TASK INSTRUCTIONS
Where a line of the material contains the string "name", copy that line.

DATA ENTRIES
- - - - -
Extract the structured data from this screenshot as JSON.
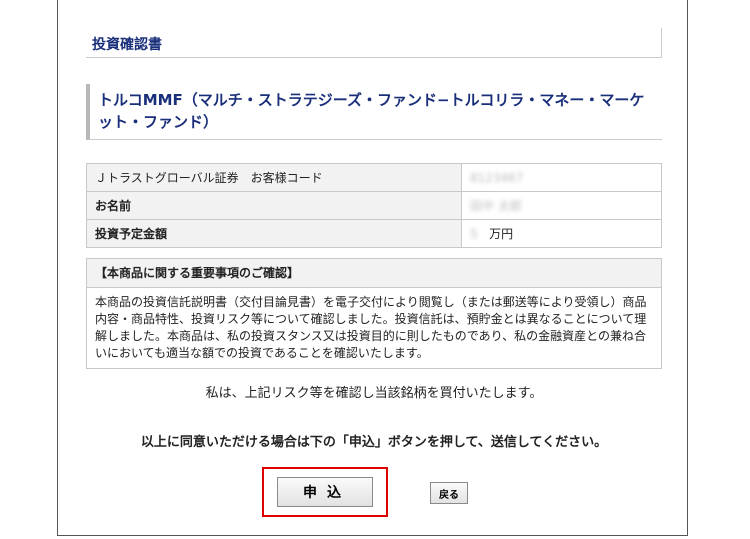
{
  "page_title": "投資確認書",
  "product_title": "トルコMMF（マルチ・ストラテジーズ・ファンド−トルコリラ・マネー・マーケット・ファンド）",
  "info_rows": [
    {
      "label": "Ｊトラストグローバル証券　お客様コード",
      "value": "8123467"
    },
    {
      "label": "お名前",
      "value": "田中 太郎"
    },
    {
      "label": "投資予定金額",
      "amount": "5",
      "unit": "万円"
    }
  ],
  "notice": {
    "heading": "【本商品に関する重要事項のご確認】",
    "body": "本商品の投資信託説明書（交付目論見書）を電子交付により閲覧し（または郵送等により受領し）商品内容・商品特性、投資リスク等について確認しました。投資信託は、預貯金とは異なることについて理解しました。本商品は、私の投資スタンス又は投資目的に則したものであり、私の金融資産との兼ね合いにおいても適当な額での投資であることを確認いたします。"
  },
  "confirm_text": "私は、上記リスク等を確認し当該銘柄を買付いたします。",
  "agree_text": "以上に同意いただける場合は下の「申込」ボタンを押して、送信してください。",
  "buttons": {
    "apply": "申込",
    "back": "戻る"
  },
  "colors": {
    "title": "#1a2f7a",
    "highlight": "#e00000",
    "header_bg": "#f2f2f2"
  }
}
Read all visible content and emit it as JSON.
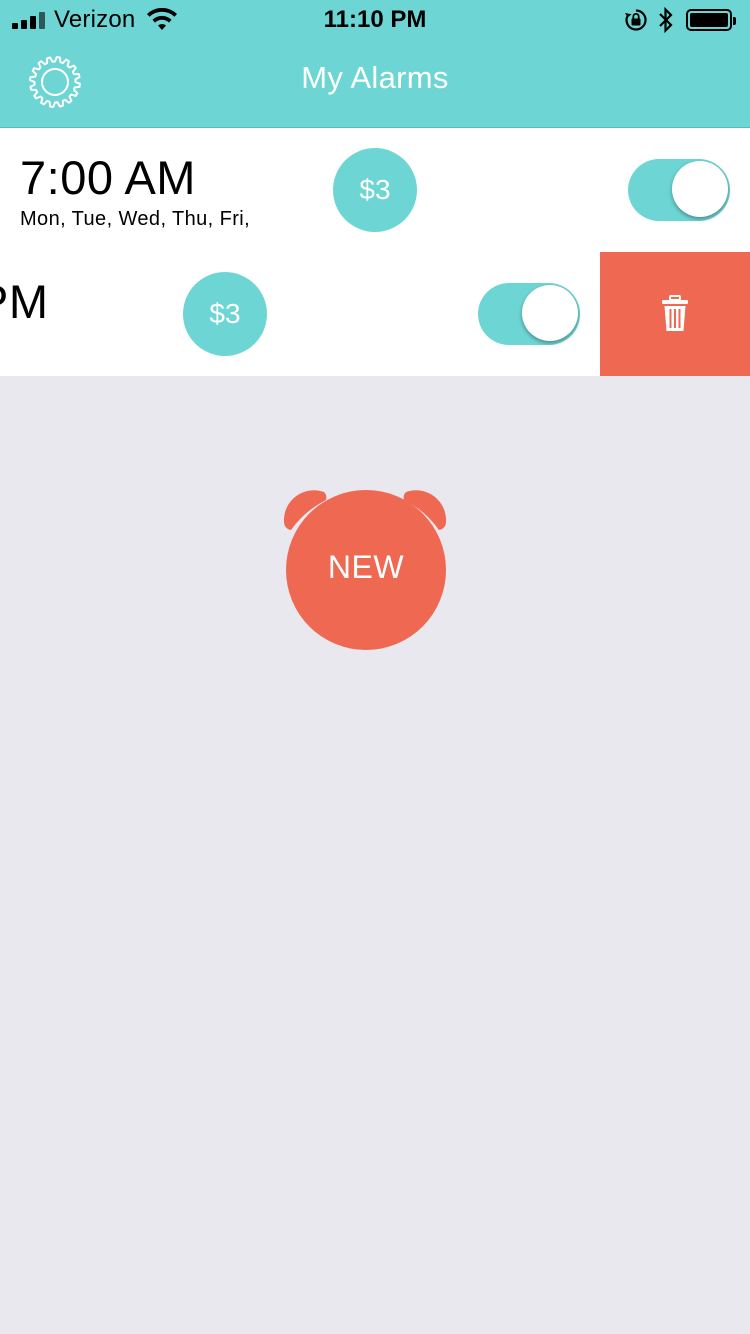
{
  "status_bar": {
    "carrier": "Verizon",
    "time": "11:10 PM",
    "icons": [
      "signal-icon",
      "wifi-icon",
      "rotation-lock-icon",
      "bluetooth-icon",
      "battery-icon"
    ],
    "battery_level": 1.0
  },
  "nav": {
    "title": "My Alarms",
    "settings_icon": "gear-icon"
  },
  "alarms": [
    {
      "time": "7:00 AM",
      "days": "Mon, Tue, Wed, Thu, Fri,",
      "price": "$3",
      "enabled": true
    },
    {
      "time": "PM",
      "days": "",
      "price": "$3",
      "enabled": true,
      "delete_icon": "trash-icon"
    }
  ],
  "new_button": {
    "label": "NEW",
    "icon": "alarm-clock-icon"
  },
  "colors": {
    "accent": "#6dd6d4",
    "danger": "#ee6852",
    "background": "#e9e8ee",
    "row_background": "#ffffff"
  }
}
- - - - -
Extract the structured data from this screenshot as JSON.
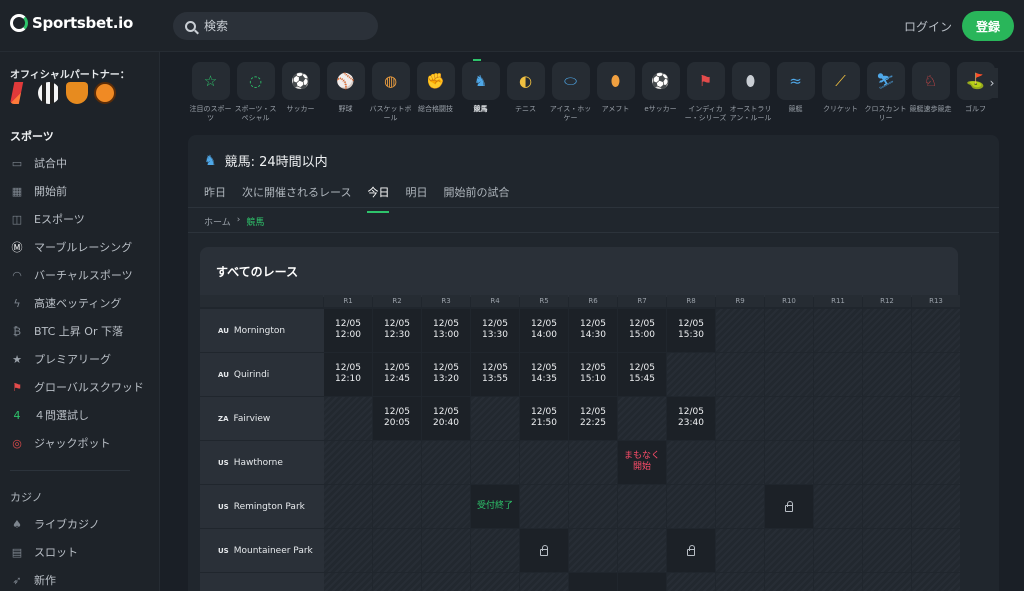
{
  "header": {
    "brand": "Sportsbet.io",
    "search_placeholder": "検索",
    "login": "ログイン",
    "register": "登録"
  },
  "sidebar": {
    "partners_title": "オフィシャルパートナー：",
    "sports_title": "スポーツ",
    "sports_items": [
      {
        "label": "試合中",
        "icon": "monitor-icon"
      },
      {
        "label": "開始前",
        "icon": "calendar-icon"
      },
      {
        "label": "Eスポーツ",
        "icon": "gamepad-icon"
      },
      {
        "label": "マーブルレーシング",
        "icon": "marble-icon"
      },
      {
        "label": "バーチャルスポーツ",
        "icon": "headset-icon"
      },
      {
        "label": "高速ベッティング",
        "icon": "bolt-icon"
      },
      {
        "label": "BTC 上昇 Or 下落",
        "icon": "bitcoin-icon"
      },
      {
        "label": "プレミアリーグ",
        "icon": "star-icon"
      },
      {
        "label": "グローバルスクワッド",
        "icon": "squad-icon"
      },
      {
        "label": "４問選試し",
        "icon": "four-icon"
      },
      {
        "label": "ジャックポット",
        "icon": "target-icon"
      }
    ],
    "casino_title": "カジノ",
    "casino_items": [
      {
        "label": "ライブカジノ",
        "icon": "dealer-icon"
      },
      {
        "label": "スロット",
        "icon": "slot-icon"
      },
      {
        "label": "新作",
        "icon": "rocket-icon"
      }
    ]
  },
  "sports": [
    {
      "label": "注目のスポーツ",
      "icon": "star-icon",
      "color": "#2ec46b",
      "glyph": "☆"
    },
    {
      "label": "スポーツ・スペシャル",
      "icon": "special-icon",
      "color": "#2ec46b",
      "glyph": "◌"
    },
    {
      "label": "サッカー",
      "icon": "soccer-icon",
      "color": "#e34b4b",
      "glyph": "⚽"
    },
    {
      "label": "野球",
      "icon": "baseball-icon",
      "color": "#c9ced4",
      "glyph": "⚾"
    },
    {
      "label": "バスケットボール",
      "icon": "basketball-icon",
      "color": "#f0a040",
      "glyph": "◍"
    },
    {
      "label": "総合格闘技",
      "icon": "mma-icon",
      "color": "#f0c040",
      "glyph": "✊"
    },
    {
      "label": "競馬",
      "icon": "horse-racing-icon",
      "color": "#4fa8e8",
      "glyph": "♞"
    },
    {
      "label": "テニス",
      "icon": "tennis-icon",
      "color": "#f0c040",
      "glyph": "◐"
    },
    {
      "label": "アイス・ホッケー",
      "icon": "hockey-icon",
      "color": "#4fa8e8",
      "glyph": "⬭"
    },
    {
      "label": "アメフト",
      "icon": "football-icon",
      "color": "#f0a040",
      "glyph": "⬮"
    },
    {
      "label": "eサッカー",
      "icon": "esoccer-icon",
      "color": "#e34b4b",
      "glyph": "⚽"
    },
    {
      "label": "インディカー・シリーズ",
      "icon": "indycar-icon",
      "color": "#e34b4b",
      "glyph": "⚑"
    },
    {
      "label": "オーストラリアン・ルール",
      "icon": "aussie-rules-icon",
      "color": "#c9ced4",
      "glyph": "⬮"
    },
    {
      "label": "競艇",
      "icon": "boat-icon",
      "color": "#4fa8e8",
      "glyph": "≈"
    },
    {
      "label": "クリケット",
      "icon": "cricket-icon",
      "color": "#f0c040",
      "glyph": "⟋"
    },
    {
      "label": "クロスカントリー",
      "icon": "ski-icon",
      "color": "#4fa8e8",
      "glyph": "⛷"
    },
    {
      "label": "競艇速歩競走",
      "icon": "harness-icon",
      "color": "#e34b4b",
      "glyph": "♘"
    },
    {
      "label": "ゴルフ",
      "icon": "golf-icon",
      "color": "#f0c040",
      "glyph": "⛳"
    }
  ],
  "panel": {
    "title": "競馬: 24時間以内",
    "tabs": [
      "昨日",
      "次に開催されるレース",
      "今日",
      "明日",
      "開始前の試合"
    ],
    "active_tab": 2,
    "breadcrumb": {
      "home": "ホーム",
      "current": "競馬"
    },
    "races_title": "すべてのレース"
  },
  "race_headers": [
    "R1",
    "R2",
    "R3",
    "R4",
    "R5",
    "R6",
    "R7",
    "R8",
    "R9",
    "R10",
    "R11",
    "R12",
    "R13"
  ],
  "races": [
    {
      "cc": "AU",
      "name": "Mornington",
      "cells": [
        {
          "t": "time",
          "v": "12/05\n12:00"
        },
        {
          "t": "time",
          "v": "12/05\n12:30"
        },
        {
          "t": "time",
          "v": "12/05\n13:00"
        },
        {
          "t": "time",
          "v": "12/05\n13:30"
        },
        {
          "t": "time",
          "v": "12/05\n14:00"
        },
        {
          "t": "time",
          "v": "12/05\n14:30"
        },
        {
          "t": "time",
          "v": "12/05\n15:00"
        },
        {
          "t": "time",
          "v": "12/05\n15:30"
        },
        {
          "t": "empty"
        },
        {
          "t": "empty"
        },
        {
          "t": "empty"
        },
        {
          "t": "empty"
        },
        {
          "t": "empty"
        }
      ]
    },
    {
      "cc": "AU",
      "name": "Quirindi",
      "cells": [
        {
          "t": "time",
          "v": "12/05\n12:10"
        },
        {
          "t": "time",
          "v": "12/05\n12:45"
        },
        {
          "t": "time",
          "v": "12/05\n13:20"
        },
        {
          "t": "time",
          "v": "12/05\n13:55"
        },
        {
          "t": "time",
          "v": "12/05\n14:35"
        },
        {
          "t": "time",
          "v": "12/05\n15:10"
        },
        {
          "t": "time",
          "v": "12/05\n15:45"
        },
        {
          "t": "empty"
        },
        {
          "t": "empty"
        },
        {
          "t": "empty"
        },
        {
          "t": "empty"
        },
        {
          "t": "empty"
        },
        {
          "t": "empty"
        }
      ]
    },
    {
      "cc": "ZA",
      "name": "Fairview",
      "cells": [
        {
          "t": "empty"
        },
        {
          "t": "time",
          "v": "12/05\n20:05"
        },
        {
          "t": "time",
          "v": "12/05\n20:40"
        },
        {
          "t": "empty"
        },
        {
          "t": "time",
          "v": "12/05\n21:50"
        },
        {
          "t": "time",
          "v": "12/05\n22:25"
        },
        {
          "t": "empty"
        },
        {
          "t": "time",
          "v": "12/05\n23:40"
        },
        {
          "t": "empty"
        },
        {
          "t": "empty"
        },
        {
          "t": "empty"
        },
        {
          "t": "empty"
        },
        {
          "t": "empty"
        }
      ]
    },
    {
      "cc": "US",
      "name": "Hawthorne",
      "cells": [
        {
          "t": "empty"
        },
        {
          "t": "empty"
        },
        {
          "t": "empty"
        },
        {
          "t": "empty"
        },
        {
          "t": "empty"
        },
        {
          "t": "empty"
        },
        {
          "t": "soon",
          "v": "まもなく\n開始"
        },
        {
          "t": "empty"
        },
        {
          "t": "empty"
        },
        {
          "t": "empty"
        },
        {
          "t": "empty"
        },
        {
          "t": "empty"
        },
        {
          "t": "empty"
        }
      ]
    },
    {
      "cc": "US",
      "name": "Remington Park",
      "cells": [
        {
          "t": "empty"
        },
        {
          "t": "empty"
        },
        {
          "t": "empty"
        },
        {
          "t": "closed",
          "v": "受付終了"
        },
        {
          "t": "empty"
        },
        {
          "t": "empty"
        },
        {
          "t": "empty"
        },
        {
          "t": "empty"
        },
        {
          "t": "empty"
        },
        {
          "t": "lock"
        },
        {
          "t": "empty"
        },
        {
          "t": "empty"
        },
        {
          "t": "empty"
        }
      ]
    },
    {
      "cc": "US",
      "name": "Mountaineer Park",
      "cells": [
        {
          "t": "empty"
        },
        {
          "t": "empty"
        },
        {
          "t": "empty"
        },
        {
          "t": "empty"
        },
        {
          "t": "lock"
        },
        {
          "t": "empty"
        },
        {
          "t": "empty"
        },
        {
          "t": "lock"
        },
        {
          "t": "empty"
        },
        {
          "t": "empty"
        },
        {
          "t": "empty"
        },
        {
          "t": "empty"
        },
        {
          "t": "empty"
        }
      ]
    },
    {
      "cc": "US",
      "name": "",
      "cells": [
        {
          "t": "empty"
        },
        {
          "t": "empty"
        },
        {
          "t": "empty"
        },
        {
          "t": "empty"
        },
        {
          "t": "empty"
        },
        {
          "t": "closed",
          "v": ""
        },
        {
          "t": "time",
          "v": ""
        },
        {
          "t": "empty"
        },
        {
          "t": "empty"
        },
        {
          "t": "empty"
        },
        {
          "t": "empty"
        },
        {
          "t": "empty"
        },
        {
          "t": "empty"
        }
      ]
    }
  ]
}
- - - - -
COMPLETE OUTPUT
      "name": "Mornington",
      "name": "Quirindi",
      "name": "Fairview",
      "name": "Hawthorne",
      "name": "Remington Park",
      "name": "Mountaineer Park",
      "name": "",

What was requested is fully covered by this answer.